** START OF PROVIDED DATA **

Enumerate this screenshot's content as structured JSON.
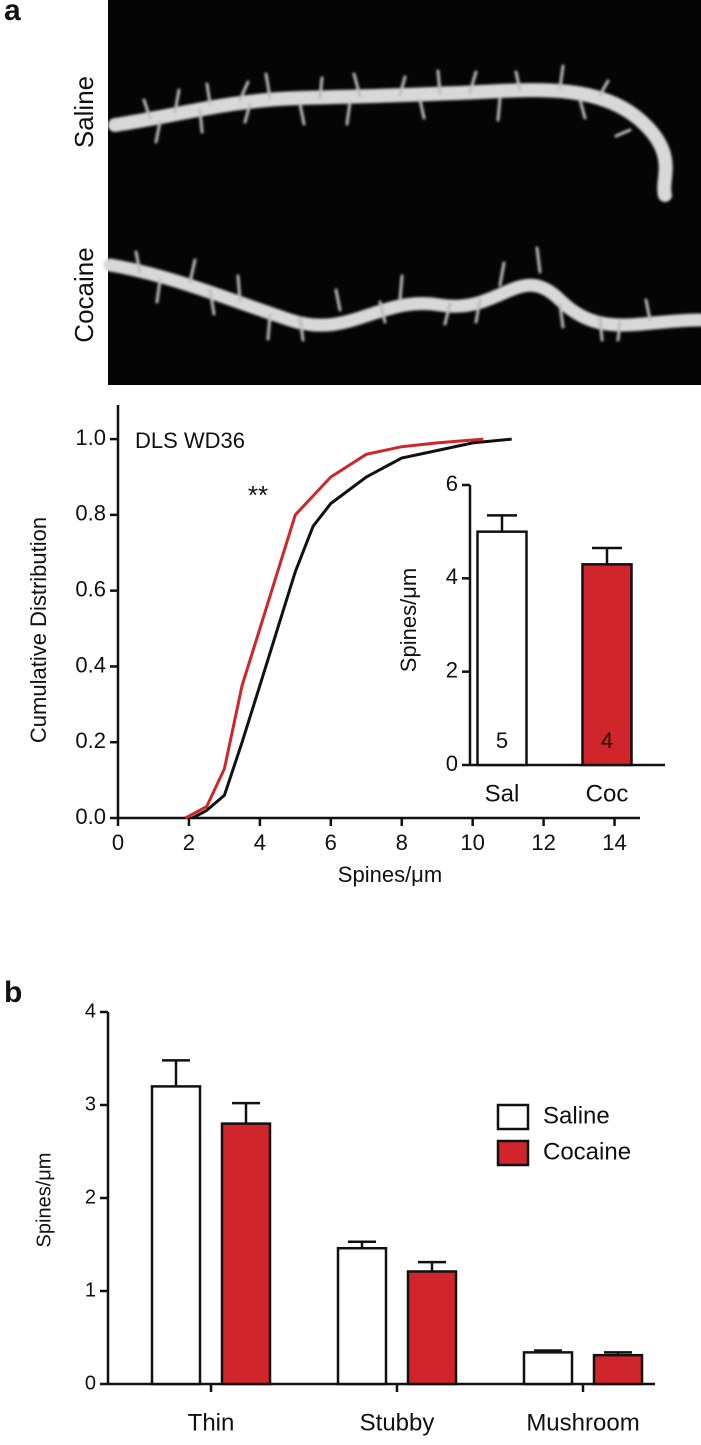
{
  "panel_labels": [
    "a",
    "b"
  ],
  "image": {
    "labels": [
      "Saline",
      "Cocaine"
    ]
  },
  "chart_data": [
    {
      "type": "line",
      "annotations": [
        "DLS WD36",
        "**"
      ],
      "x_label": "Spines/μm",
      "y_label": "Cumulative Distribution",
      "xlim": [
        0,
        15
      ],
      "xticks": [
        0,
        2,
        4,
        6,
        8,
        10,
        12,
        14
      ],
      "ylim": [
        0,
        1.09
      ],
      "yticks": [
        {
          "value": 0,
          "label": "0.0"
        },
        0.2,
        0.4,
        0.6,
        0.8,
        {
          "value": 1,
          "label": "1.0"
        }
      ],
      "series": [
        {
          "color": "#111111",
          "x": [
            2.1,
            2.5,
            3,
            3.5,
            4,
            4.5,
            5,
            5.5,
            6,
            7,
            8,
            9,
            10,
            11.1
          ],
          "values": [
            0,
            0.02,
            0.06,
            0.2,
            0.35,
            0.5,
            0.65,
            0.77,
            0.83,
            0.9,
            0.95,
            0.97,
            0.99,
            1.0
          ]
        },
        {
          "color": "#d0262b",
          "x": [
            1.9,
            2.5,
            3,
            3.5,
            4,
            4.5,
            5,
            5.5,
            6,
            7,
            8,
            9,
            10.3
          ],
          "values": [
            0,
            0.03,
            0.13,
            0.35,
            0.5,
            0.65,
            0.8,
            0.85,
            0.9,
            0.96,
            0.98,
            0.99,
            1.0
          ]
        }
      ]
    },
    {
      "type": "bar",
      "y_label": "Spines/μm",
      "categories": [
        "Sal",
        "Coc"
      ],
      "values": [
        5.0,
        4.3
      ],
      "errors": [
        0.35,
        0.35
      ],
      "n_labels": [
        "5",
        "4"
      ],
      "colors": [
        "#ffffff",
        "#d0262b"
      ],
      "ylim": [
        0,
        6
      ],
      "yticks": [
        0,
        2,
        4,
        6
      ]
    },
    {
      "type": "grouped_bar",
      "y_label": "Spines/μm",
      "categories": [
        "Thin",
        "Stubby",
        "Mushroom"
      ],
      "legend": "upper right",
      "ylim": [
        0,
        4
      ],
      "yticks": [
        0,
        1,
        2,
        3,
        4
      ],
      "series": [
        {
          "name": "Saline",
          "color": "#ffffff",
          "values": [
            3.2,
            1.46,
            0.34
          ],
          "errors": [
            0.28,
            0.07,
            0.02
          ]
        },
        {
          "name": "Cocaine",
          "color": "#d0262b",
          "values": [
            2.8,
            1.21,
            0.31
          ],
          "errors": [
            0.22,
            0.1,
            0.03
          ]
        }
      ]
    }
  ]
}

** END OF PROVIDED DATA **

• WHAT TO WORK ON: Omitting all images, print the listing exactly.

• CORRECT RESULT:
Enumerate this screenshot's content as structured JSON.
{
  "panel_labels": [
    "a",
    "b"
  ],
  "image": {
    "labels": [
      "Saline",
      "Cocaine"
    ]
  },
  "chart_data": [
    {
      "type": "line",
      "annotations": [
        "DLS WD36",
        "**"
      ],
      "x_label": "Spines/μm",
      "y_label": "Cumulative Distribution",
      "xlim": [
        0,
        15
      ],
      "xticks": [
        0,
        2,
        4,
        6,
        8,
        10,
        12,
        14
      ],
      "ylim": [
        0,
        1.09
      ],
      "yticks": [
        {
          "value": 0,
          "label": "0.0"
        },
        0.2,
        0.4,
        0.6,
        0.8,
        {
          "value": 1,
          "label": "1.0"
        }
      ],
      "series": [
        {
          "color": "#111111",
          "x": [
            2.1,
            2.5,
            3,
            3.5,
            4,
            4.5,
            5,
            5.5,
            6,
            7,
            8,
            9,
            10,
            11.1
          ],
          "values": [
            0,
            0.02,
            0.06,
            0.2,
            0.35,
            0.5,
            0.65,
            0.77,
            0.83,
            0.9,
            0.95,
            0.97,
            0.99,
            1.0
          ]
        },
        {
          "color": "#d0262b",
          "x": [
            1.9,
            2.5,
            3,
            3.5,
            4,
            4.5,
            5,
            5.5,
            6,
            7,
            8,
            9,
            10.3
          ],
          "values": [
            0,
            0.03,
            0.13,
            0.35,
            0.5,
            0.65,
            0.8,
            0.85,
            0.9,
            0.96,
            0.98,
            0.99,
            1.0
          ]
        }
      ]
    },
    {
      "type": "bar",
      "y_label": "Spines/μm",
      "categories": [
        "Sal",
        "Coc"
      ],
      "values": [
        5.0,
        4.3
      ],
      "errors": [
        0.35,
        0.35
      ],
      "n_labels": [
        "5",
        "4"
      ],
      "colors": [
        "#ffffff",
        "#d0262b"
      ],
      "ylim": [
        0,
        6
      ],
      "yticks": [
        0,
        2,
        4,
        6
      ]
    },
    {
      "type": "grouped_bar",
      "y_label": "Spines/μm",
      "categories": [
        "Thin",
        "Stubby",
        "Mushroom"
      ],
      "legend": "upper right",
      "ylim": [
        0,
        4
      ],
      "yticks": [
        0,
        1,
        2,
        3,
        4
      ],
      "series": [
        {
          "name": "Saline",
          "color": "#ffffff",
          "values": [
            3.2,
            1.46,
            0.34
          ],
          "errors": [
            0.28,
            0.07,
            0.02
          ]
        },
        {
          "name": "Cocaine",
          "color": "#d0262b",
          "values": [
            2.8,
            1.21,
            0.31
          ],
          "errors": [
            0.22,
            0.1,
            0.03
          ]
        }
      ]
    }
  ]
}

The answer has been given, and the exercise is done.